Selected excerpt =
>>>>>

Reflection prompt: What's the risk of using AI to analyze retrospective data rather than having the team discuss it together? When is AI retrospective analysis useful vs. potentially counterproductive?


Advanced Exercises (Exercises 11-15)

Exercise 11: The Red Team Your Plan Challenge

Objective: Experience the full impact of AI adversarial analysis on a real project plan.

Task: 1. Take a project plan you're proud of — something you've spent time on and believe is solid. 2. Run the red team prompt from Section 24.4 on this plan. 3. Read the output without defensiveness. For each adversarial point, respond: - "This is a real issue and here's how I'll address it": [specific response] - "This is a real issue but it's acceptable risk because": [reasoning] - "This doesn't apply to my project because": [specific reason] 4. Update your project plan based on the responses in 3a. 5. Run the red team prompt a second time on your updated plan. Note what has changed.

Reflection prompt: How did it feel to have your plan criticized? Did the adversarial framing produce more useful output than a straightforward "identify risks" prompt? Why?


Exercise 12: Multi-Stakeholder Communication Campaign

Objective: Build a complete communication plan with AI assistance.

<<<<<

Task a = Reproduce the entire passage on project-planning exercises above word for word.

Input for this task =

>>>>>

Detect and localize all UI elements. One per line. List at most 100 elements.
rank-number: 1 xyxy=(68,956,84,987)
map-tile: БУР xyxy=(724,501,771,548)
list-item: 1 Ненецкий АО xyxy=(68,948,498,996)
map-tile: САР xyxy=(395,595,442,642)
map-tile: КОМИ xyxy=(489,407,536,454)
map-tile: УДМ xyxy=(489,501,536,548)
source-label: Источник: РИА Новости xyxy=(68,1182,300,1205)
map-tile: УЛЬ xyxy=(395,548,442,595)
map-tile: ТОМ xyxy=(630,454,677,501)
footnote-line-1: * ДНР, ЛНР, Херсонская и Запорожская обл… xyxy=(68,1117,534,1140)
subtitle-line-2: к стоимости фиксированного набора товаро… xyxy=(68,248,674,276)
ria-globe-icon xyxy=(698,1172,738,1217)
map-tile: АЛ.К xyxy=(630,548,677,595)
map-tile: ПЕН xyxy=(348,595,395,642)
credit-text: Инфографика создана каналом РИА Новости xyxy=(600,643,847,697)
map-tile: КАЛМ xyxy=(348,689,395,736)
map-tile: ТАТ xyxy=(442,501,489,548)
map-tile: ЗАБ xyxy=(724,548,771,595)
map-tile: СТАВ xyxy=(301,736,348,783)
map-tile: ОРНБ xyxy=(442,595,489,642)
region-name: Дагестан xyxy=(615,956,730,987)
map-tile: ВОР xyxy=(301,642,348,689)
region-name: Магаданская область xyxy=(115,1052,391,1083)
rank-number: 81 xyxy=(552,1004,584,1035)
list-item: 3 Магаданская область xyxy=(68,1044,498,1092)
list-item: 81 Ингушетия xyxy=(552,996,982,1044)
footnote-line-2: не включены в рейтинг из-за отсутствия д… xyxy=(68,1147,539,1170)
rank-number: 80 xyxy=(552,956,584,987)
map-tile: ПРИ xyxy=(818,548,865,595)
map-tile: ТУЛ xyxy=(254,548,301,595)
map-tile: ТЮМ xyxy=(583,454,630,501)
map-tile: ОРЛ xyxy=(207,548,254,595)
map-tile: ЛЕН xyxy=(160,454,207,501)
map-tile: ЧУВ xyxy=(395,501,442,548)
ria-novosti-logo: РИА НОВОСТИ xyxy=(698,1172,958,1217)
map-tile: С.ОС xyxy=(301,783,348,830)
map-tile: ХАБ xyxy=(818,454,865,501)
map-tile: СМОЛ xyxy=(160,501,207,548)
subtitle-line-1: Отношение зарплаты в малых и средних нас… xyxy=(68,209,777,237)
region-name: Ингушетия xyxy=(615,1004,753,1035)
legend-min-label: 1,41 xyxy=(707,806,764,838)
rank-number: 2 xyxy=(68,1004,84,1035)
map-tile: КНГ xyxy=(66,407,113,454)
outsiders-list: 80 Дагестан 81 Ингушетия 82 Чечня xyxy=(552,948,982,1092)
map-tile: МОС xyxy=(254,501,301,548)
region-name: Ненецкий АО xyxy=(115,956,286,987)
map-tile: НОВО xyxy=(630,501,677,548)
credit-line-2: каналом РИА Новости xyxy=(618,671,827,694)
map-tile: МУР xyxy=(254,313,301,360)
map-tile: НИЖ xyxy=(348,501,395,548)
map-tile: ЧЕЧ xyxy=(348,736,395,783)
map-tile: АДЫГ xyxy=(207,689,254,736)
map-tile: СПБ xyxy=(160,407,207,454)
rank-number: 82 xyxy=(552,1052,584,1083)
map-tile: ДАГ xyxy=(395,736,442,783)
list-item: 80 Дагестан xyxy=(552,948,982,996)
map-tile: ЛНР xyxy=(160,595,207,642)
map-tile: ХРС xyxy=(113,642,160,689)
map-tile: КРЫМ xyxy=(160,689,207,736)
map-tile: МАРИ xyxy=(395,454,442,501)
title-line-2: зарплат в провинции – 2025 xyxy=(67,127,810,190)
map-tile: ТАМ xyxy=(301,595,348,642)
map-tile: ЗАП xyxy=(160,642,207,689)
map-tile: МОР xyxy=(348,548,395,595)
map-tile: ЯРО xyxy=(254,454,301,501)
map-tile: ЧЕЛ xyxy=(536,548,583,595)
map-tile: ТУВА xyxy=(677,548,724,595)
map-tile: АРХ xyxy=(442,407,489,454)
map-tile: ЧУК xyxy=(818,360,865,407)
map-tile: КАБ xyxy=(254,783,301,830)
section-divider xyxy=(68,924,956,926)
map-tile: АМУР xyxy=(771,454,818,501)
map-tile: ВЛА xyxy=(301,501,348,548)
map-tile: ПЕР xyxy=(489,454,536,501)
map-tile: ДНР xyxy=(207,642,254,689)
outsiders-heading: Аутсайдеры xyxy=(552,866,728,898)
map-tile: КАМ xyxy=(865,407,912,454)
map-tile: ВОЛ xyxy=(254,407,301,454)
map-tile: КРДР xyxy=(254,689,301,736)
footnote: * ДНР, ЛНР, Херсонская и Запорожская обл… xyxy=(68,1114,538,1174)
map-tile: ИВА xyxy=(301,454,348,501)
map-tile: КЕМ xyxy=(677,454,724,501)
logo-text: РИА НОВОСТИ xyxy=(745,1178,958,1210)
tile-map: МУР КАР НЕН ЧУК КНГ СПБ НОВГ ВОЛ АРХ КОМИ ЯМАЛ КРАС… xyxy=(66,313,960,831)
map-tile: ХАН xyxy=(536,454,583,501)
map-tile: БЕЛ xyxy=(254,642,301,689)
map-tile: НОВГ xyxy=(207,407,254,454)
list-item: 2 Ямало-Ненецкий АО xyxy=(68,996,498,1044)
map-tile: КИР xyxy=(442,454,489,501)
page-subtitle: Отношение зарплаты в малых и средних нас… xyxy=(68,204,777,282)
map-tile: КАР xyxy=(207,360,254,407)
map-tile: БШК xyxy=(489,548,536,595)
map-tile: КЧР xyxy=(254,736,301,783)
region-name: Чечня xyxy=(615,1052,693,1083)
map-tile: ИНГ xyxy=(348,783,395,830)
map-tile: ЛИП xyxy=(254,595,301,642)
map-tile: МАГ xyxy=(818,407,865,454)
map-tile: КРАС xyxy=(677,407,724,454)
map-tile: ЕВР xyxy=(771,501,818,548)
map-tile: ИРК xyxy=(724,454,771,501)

<<<<<
>>>>>

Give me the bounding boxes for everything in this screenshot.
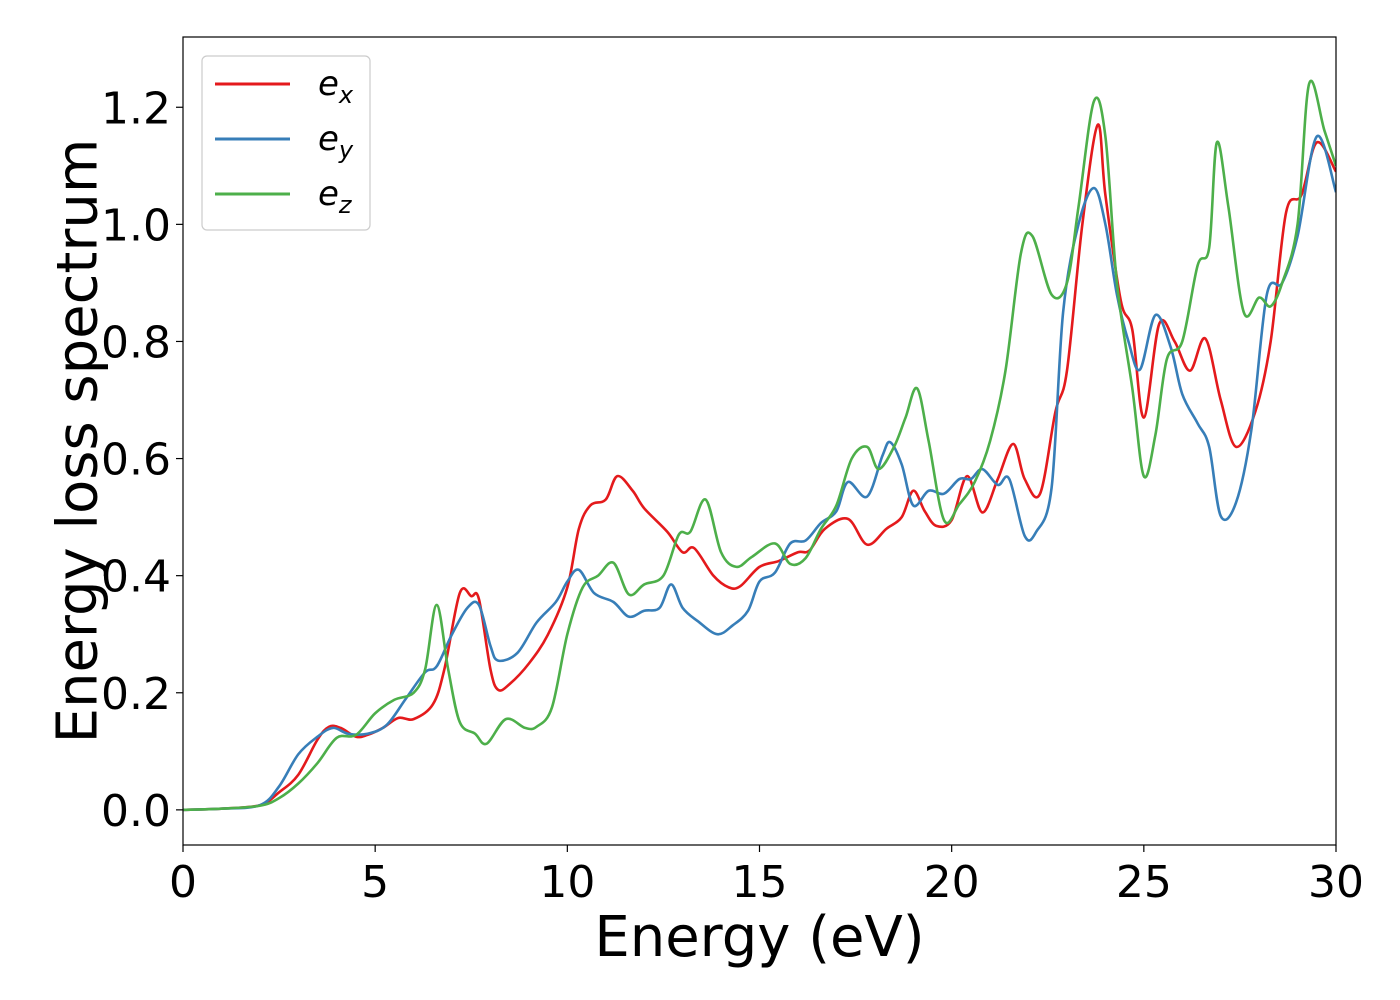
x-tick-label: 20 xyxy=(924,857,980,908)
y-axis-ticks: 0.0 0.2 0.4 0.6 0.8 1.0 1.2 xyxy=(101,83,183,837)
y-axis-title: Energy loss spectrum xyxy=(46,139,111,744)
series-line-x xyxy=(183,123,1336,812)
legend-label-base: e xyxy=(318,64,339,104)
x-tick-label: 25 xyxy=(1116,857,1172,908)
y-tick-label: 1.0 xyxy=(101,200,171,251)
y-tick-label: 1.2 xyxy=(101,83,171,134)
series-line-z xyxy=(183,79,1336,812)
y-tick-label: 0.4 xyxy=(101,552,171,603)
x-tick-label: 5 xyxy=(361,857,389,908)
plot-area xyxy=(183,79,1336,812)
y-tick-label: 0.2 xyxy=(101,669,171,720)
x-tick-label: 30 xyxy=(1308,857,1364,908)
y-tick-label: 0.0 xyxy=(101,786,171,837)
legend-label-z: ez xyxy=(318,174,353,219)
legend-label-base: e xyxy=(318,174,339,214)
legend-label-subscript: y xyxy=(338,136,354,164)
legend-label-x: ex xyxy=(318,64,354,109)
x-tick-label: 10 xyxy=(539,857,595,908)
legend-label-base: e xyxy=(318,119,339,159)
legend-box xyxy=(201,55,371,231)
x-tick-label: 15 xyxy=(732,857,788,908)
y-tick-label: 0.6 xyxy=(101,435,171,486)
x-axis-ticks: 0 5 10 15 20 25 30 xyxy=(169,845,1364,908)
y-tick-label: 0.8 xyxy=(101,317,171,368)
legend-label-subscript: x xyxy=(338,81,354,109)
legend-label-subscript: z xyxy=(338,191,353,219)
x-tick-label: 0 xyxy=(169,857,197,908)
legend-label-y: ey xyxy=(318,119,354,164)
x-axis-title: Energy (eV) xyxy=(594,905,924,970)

<<<<<

Task b = Convert the lines of the listing, from the line with "Detect and localize" up to and including the line with "map-tile: ВОР xyxy=(301,642,348,689)", into a JSON list of strings with one string per line and no blank lines.

Exercise result a =
Reflection prompt: What's the risk of using AI to analyze retrospective data rather than having the team discuss it together? When is AI retrospective analysis useful vs. potentially counterproductive?


Advanced Exercises (Exercises 11-15)

Exercise 11: The Red Team Your Plan Challenge

Objective: Experience the full impact of AI adversarial analysis on a real project plan.

Task: 1. Take a project plan you're proud of — something you've spent time on and believe is solid. 2. Run the red team prompt from Section 24.4 on this plan. 3. Read the output without defensiveness. For each adversarial point, respond: - "This is a real issue and here's how I'll address it": [specific response] - "This is a real issue but it's acceptable risk because": [reasoning] - "This doesn't apply to my project because": [specific reason] 4. Update your project plan based on the responses in 3a. 5. Run the red team prompt a second time on your updated plan. Note what has changed.

Reflection prompt: How did it feel to have your plan criticized? Did the adversarial framing produce more useful output than a straightforward "identify risks" prompt? Why?


Exercise 12: Multi-Stakeholder Communication Campaign

Objective: Build a complete communication plan with AI assistance.

Exercise result b =
[
  "Detect and localize all UI elements. One per line. List at most 100 elements.",
  "rank-number: 1 xyxy=(68,956,84,987)",
  "map-tile: БУР xyxy=(724,501,771,548)",
  "list-item: 1 Ненецкий АО xyxy=(68,948,498,996)",
  "map-tile: САР xyxy=(395,595,442,642)",
  "map-tile: КОМИ xyxy=(489,407,536,454)",
  "map-tile: УДМ xyxy=(489,501,536,548)",
  "source-label: Источник: РИА Новости xyxy=(68,1182,300,1205)",
  "map-tile: УЛЬ xyxy=(395,548,442,595)",
  "map-tile: ТОМ xyxy=(630,454,677,501)",
  "footnote-line-1: * ДНР, ЛНР, Херсонская и Запорожская обл… xyxy=(68,1117,534,1140)",
  "subtitle-line-2: к стоимости фиксированного набора товаро… xyxy=(68,248,674,276)",
  "ria-globe-icon xyxy=(698,1172,738,1217)",
  "map-tile: АЛ.К xyxy=(630,548,677,595)",
  "map-tile: ПЕН xyxy=(348,595,395,642)",
  "credit-text: Инфографика создана каналом РИА Новости xyxy=(600,643,847,697)",
  "map-tile: КАЛМ xyxy=(348,689,395,736)",
  "map-tile: ТАТ xyxy=(442,501,489,548)",
  "map-tile: ЗАБ xyxy=(724,548,771,595)",
  "map-tile: СТАВ xyxy=(301,736,348,783)",
  "map-tile: ОРНБ xyxy=(442,595,489,642)",
  "region-name: Дагестан xyxy=(615,956,730,987)",
  "map-tile: ВОР xyxy=(301,642,348,689)"
]